Stored dataset items:
● ● ● ●

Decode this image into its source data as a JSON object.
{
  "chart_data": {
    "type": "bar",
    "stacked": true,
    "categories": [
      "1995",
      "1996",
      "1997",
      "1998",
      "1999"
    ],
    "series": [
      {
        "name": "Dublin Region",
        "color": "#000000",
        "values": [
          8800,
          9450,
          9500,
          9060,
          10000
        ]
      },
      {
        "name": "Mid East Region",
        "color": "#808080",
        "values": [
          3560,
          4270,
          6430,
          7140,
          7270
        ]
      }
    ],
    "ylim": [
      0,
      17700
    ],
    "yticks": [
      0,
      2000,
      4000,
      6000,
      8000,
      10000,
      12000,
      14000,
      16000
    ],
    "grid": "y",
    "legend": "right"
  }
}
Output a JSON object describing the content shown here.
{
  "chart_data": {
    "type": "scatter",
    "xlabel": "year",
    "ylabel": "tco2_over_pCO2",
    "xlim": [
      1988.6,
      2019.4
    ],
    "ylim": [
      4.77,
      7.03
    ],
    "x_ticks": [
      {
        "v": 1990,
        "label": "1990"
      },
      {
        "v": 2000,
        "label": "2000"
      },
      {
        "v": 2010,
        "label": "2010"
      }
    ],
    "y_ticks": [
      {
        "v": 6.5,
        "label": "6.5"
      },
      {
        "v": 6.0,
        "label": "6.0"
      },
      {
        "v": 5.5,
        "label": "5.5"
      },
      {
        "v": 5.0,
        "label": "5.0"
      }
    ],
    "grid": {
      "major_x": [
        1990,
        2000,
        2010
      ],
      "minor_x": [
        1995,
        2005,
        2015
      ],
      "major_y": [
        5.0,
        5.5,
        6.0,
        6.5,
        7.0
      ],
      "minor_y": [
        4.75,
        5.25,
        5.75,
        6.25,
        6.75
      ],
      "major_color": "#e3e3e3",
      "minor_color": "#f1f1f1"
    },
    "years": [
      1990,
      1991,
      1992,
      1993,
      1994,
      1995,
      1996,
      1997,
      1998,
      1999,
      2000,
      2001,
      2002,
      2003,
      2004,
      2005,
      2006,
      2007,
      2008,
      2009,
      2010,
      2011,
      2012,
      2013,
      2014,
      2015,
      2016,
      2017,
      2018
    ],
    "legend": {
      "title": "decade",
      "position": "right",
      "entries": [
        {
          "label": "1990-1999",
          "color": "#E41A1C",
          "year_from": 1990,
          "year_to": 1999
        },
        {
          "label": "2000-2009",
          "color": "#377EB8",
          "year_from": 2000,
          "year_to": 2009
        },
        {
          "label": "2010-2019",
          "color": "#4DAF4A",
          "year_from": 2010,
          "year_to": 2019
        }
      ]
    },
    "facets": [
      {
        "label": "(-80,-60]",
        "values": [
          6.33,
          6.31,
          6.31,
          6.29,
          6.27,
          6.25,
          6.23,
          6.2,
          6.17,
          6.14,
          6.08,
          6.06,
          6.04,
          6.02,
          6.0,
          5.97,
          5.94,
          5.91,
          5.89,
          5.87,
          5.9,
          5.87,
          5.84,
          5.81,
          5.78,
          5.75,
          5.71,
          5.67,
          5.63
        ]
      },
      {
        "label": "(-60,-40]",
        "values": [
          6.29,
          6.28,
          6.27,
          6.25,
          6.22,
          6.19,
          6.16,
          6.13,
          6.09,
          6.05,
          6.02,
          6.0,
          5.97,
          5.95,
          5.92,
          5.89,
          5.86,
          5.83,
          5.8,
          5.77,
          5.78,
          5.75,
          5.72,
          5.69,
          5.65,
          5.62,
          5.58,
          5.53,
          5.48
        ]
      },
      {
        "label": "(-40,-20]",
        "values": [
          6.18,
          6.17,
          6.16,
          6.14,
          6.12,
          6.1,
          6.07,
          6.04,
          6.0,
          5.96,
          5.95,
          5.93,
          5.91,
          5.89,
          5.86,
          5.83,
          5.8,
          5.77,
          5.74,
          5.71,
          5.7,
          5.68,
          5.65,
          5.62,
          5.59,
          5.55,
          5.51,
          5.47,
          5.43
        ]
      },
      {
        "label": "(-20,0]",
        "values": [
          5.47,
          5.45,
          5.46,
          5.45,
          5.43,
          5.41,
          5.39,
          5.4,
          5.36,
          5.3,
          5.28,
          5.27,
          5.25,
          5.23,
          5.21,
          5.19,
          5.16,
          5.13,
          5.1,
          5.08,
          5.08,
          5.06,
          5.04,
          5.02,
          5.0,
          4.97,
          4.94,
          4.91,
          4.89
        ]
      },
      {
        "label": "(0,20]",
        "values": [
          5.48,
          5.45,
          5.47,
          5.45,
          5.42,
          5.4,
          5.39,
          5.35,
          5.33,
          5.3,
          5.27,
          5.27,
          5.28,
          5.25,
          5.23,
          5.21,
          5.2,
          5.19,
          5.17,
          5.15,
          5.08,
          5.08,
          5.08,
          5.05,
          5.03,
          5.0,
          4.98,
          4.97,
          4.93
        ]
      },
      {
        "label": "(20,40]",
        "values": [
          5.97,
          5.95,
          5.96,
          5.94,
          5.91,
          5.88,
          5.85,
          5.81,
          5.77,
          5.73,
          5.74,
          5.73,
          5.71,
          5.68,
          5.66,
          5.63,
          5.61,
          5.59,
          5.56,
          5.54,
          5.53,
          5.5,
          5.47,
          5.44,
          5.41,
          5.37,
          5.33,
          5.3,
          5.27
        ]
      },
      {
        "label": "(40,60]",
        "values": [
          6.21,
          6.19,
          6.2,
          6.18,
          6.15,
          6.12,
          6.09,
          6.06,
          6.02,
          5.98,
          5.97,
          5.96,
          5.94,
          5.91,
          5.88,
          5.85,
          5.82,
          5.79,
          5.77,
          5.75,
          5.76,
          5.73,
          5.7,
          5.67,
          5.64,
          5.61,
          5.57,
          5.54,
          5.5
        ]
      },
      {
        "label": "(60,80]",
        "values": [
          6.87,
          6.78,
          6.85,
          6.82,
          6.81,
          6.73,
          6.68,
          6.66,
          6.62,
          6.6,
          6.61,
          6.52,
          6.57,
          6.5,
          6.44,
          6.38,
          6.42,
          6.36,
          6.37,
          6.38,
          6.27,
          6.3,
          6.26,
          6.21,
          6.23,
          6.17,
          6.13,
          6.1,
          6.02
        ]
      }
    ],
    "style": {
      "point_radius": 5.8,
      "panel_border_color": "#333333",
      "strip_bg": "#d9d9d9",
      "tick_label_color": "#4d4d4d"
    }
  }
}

● ● ● ●

→ EXERCISE: Find each line holding "object". Copy it out.

→ WRITTEN ANSWER:
Decode this image into its source data as a JSON object.
Output a JSON object describing the content shown here.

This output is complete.